● **Written task**: Print every one of the lines below word for word, changing nothing.

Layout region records
* START *

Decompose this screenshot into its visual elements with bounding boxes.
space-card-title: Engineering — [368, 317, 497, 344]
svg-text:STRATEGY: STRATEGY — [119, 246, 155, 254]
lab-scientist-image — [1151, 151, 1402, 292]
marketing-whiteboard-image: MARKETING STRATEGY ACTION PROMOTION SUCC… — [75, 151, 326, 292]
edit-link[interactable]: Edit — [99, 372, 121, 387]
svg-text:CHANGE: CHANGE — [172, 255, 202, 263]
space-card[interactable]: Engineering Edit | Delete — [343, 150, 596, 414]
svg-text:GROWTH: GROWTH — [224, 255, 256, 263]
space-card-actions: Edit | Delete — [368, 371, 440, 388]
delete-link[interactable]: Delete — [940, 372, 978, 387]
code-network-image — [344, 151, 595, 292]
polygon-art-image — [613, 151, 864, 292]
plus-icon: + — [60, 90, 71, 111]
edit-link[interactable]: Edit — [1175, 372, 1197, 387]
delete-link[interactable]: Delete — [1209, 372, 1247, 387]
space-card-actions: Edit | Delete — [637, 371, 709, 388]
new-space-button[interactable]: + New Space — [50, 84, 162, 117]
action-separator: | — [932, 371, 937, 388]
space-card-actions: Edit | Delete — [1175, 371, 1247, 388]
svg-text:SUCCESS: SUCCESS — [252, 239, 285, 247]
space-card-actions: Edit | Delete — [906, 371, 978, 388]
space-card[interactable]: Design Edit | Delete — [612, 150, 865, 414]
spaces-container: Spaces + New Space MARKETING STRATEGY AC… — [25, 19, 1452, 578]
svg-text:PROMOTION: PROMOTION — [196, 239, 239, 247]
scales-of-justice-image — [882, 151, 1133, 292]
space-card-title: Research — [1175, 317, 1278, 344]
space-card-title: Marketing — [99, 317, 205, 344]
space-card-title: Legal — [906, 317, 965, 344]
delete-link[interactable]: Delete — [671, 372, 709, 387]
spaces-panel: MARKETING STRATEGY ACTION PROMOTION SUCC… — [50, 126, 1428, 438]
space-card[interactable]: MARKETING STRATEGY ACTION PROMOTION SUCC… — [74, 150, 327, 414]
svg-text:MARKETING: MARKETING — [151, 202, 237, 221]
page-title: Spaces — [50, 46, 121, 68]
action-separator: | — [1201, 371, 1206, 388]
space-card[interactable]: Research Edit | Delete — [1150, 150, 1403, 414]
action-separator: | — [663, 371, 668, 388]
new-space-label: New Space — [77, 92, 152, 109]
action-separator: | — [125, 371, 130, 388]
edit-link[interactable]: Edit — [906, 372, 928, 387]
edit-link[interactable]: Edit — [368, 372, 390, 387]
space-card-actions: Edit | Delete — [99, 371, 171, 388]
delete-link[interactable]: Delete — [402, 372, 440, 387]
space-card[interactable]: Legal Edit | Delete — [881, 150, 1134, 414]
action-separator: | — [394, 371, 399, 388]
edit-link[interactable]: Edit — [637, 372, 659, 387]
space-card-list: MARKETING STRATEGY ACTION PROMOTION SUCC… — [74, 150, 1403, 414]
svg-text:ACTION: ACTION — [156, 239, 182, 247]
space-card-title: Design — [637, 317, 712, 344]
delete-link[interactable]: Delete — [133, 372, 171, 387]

* END *

● **Result for this exercise**:
Decompose this screenshot into its visual elements with bounding boxes.
space-card-title: Engineering — [368, 317, 497, 344]
svg-text:STRATEGY: STRATEGY — [119, 246, 155, 254]
lab-scientist-image — [1151, 151, 1402, 292]
marketing-whiteboard-image: MARKETING STRATEGY ACTION PROMOTION SUCC… — [75, 151, 326, 292]
edit-link[interactable]: Edit — [99, 372, 121, 387]
svg-text:CHANGE: CHANGE — [172, 255, 202, 263]
space-card[interactable]: Engineering Edit | Delete — [343, 150, 596, 414]
svg-text:GROWTH: GROWTH — [224, 255, 256, 263]
space-card-actions: Edit | Delete — [368, 371, 440, 388]
delete-link[interactable]: Delete — [940, 372, 978, 387]
code-network-image — [344, 151, 595, 292]
polygon-art-image — [613, 151, 864, 292]
plus-icon: + — [60, 90, 71, 111]
edit-link[interactable]: Edit — [1175, 372, 1197, 387]
delete-link[interactable]: Delete — [1209, 372, 1247, 387]
space-card-actions: Edit | Delete — [637, 371, 709, 388]
new-space-button[interactable]: + New Space — [50, 84, 162, 117]
action-separator: | — [932, 371, 937, 388]
space-card-actions: Edit | Delete — [1175, 371, 1247, 388]
svg-text:SUCCESS: SUCCESS — [252, 239, 285, 247]
space-card-actions: Edit | Delete — [906, 371, 978, 388]
space-card[interactable]: Design Edit | Delete — [612, 150, 865, 414]
spaces-container: Spaces + New Space MARKETING STRATEGY AC… — [25, 19, 1452, 578]
svg-text:PROMOTION: PROMOTION — [196, 239, 239, 247]
scales-of-justice-image — [882, 151, 1133, 292]
space-card-title: Research — [1175, 317, 1278, 344]
space-card-title: Marketing — [99, 317, 205, 344]
space-card-title: Legal — [906, 317, 965, 344]
delete-link[interactable]: Delete — [671, 372, 709, 387]
spaces-panel: MARKETING STRATEGY ACTION PROMOTION SUCC… — [50, 126, 1428, 438]
space-card[interactable]: MARKETING STRATEGY ACTION PROMOTION SUCC… — [74, 150, 327, 414]
svg-text:MARKETING: MARKETING — [151, 202, 237, 221]
page-title: Spaces — [50, 46, 121, 68]
action-separator: | — [1201, 371, 1206, 388]
space-card[interactable]: Research Edit | Delete — [1150, 150, 1403, 414]
action-separator: | — [663, 371, 668, 388]
new-space-label: New Space — [77, 92, 152, 109]
action-separator: | — [125, 371, 130, 388]
edit-link[interactable]: Edit — [906, 372, 928, 387]
edit-link[interactable]: Edit — [368, 372, 390, 387]
space-card-actions: Edit | Delete — [99, 371, 171, 388]
delete-link[interactable]: Delete — [402, 372, 440, 387]
space-card[interactable]: Legal Edit | Delete — [881, 150, 1134, 414]
action-separator: | — [394, 371, 399, 388]
edit-link[interactable]: Edit — [637, 372, 659, 387]
space-card-list: MARKETING STRATEGY ACTION PROMOTION SUCC… — [74, 150, 1403, 414]
svg-text:ACTION: ACTION — [156, 239, 182, 247]
space-card-title: Design — [637, 317, 712, 344]
delete-link[interactable]: Delete — [133, 372, 171, 387]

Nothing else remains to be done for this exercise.